It was a post-Cold War world, when the G was briefly 8, and progress seemed inevitable. Globalization was, it was argued, the height of progress, and an unstoppable force.
It was also a world where the internet was still just a curious novelty; people still read books and met in person. It was Generation X’s – my generation’s – coming of age. We didn’t have a war (thankfully) to protest, like our parents in the 60’s, so we picked this as our fight. It wouldn’t turn out to be a long one. The War on Terror quickly brought a chilling effect on dissent. And we would soon have new wars to protest that seemed more urgent than trade agreements.
We lost that fight against globalization. By the time the anarchist Black Block even smashed their first window, it was already well underway. We can see now what thirty-plus years of it has wrought. A growing class of millions of left-behinds in the US who, in their justifiable anger, have cast their lot with the one leader who promised them relief: Donald J. Trump.
Bernie Sanders could have been their savour, offering them not a regression to the past, but a step forward into a new kind of country that cares for those in need. But the Democrats, beholden to wealthy donors, sabotaged him.

-- Written tasks --
**A)** Name each politician and each political party or activist group that the passage about globalization mentions by name.
**B)** Set out the listing as a numbered list, starting at its first line and ending at the line containing "navigation-label: Navegación [1254, 420, 1336, 444]", with any blank lines omitted.

-- Materials provided --
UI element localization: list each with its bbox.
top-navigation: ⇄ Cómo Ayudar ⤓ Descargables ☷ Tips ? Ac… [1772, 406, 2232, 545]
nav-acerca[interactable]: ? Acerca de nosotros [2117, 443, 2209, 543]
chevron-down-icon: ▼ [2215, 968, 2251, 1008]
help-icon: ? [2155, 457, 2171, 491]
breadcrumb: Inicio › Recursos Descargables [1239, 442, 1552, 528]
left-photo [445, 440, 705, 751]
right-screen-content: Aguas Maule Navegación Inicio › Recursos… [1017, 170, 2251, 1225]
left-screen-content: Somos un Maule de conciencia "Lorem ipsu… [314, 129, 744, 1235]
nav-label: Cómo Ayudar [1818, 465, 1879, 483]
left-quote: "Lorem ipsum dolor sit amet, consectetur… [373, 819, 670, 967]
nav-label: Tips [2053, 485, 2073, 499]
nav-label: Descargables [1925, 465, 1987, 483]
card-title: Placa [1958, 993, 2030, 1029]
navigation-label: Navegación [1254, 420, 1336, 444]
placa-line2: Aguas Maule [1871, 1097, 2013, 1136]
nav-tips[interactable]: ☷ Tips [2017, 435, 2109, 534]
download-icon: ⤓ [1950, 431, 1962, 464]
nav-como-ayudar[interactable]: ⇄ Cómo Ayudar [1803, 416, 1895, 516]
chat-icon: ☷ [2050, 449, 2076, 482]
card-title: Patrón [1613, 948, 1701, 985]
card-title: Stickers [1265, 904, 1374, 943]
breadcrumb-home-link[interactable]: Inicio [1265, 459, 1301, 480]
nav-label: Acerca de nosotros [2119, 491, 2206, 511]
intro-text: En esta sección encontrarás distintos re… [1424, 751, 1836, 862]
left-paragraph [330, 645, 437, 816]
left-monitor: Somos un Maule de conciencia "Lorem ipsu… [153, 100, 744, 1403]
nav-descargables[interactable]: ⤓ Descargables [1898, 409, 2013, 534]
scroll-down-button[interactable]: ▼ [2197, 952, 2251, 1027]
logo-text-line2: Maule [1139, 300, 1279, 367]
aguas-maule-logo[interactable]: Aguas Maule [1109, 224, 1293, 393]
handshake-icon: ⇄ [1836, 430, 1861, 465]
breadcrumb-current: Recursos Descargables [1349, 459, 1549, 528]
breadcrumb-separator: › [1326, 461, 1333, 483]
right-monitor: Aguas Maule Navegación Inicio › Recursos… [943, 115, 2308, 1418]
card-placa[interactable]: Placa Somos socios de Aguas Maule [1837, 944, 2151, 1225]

-- Final results --
**A)**
- Donald J. Trump
- Bernie Sanders
- The Democrats
- The anarchist Black Block

**B)**
1. UI element localization: list each with its bbox.
2. top-navigation: ⇄ Cómo Ayudar ⤓ Descargables ☷ Tips ? Ac… [1772, 406, 2232, 545]
3. nav-acerca[interactable]: ? Acerca de nosotros [2117, 443, 2209, 543]
4. chevron-down-icon: ▼ [2215, 968, 2251, 1008]
5. help-icon: ? [2155, 457, 2171, 491]
6. breadcrumb: Inicio › Recursos Descargables [1239, 442, 1552, 528]
7. left-photo [445, 440, 705, 751]
8. right-screen-content: Aguas Maule Navegación Inicio › Recursos… [1017, 170, 2251, 1225]
9. left-screen-content: Somos un Maule de conciencia "Lorem ipsu… [314, 129, 744, 1235]
10. nav-label: Cómo Ayudar [1818, 465, 1879, 483]
11. left-quote: "Lorem ipsum dolor sit amet, consectetur… [373, 819, 670, 967]
12. nav-label: Tips [2053, 485, 2073, 499]
13. nav-label: Descargables [1925, 465, 1987, 483]
14. card-title: Placa [1958, 993, 2030, 1029]
15. navigation-label: Navegación [1254, 420, 1336, 444]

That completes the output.